Figure contents as structured data:

--- --- ---

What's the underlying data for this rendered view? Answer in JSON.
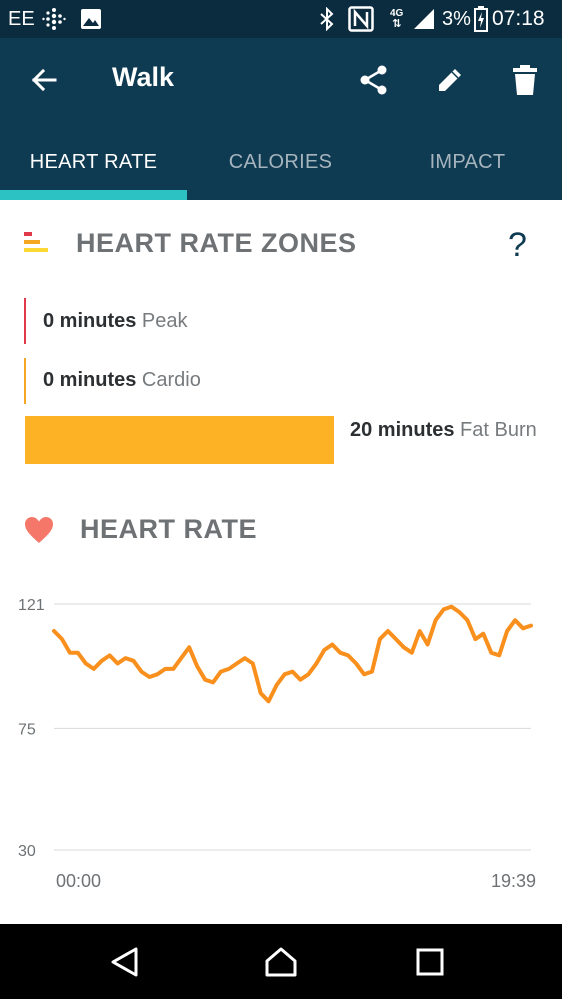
{
  "status_bar": {
    "carrier": "EE",
    "network": "4G",
    "battery": "3%",
    "time": "07:18"
  },
  "app_bar": {
    "title": "Walk",
    "icons": [
      "back-arrow-icon",
      "share-icon",
      "edit-icon",
      "delete-icon"
    ]
  },
  "tabs": [
    {
      "label": "HEART RATE",
      "active": true
    },
    {
      "label": "CALORIES",
      "active": false
    },
    {
      "label": "IMPACT",
      "active": false
    }
  ],
  "zones": {
    "title": "HEART RATE ZONES",
    "help": "?",
    "items": [
      {
        "minutes": "0 minutes",
        "zone": "Peak",
        "color": "#e2394a"
      },
      {
        "minutes": "0 minutes",
        "zone": "Cardio",
        "color": "#f5a623"
      },
      {
        "minutes": "20 minutes",
        "zone": "Fat Burn",
        "color": "#fdb124"
      }
    ]
  },
  "heart_rate_section": {
    "title": "HEART RATE"
  },
  "chart_data": {
    "type": "line",
    "y_ticks": [
      "121",
      "75",
      "30"
    ],
    "x_ticks": [
      "00:00",
      "19:39"
    ],
    "ylim": [
      30,
      121
    ],
    "grid": true,
    "series": [
      {
        "color": "#f98f1c",
        "values": [
          111,
          108,
          103,
          103,
          99,
          97,
          100,
          102,
          99,
          101,
          100,
          96,
          94,
          95,
          97,
          97,
          101,
          105,
          98,
          93,
          92,
          96,
          97,
          99,
          101,
          99,
          88,
          85,
          91,
          95,
          96,
          93,
          95,
          99,
          104,
          106,
          103,
          102,
          99,
          95,
          96,
          108,
          111,
          108,
          105,
          103,
          111,
          106,
          115,
          119,
          120,
          118,
          115,
          108,
          110,
          103,
          102,
          111,
          115,
          112,
          113
        ]
      }
    ]
  },
  "nav_bar": {
    "icons": [
      "back-triangle-icon",
      "home-icon",
      "recents-icon"
    ]
  },
  "colors": {
    "status_bar": "#0b2c3f",
    "app_bar": "#0e3a52",
    "tab_indicator": "#2cc1c2",
    "heart_icon": "#f4776a"
  }
}
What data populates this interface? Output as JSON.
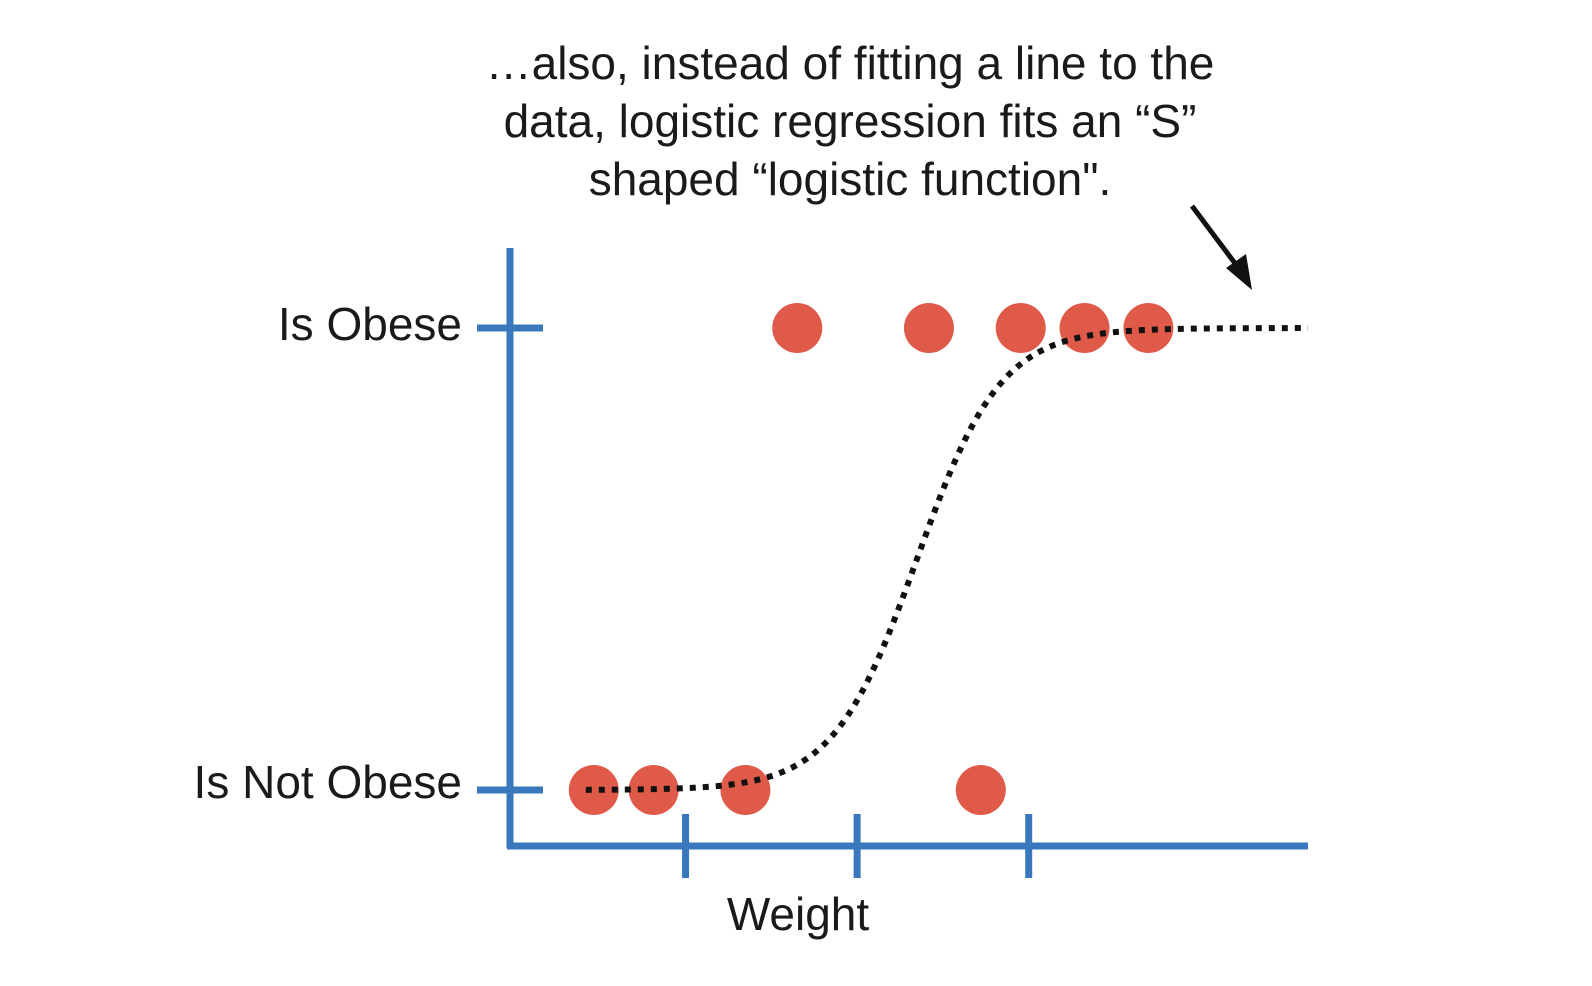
{
  "annotation": {
    "lines": [
      "…also, instead of fitting a line to the",
      "data, logistic regression fits an “S”",
      "shaped “logistic function\"."
    ]
  },
  "chart_data": {
    "type": "scatter",
    "xlabel": "Weight",
    "ylabel": "",
    "categories_y": [
      "Is Not Obese",
      "Is Obese"
    ],
    "xlim": [
      0,
      100
    ],
    "ylim": [
      0,
      1
    ],
    "x_ticks": [
      22,
      43.5,
      65
    ],
    "points": [
      {
        "x": 10.5,
        "y": 0
      },
      {
        "x": 18,
        "y": 0
      },
      {
        "x": 29.5,
        "y": 0
      },
      {
        "x": 59,
        "y": 0
      },
      {
        "x": 36,
        "y": 1
      },
      {
        "x": 52.5,
        "y": 1
      },
      {
        "x": 64,
        "y": 1
      },
      {
        "x": 72,
        "y": 1
      },
      {
        "x": 80,
        "y": 1
      }
    ],
    "curve": {
      "type": "logistic",
      "style": "dotted",
      "x_range": [
        9.5,
        100
      ],
      "midpoint": 51,
      "steepness": 0.19
    },
    "grid": false,
    "colors": {
      "axis": "#3a78bd",
      "points": "#e05a4a",
      "curve": "#111111"
    }
  }
}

--- --- ---

## Exercise objective
Within the listing above, copy each line that has the string "type".

## Written reply
    "type": "line",
    "type": "scatter",
      "type": "logistic",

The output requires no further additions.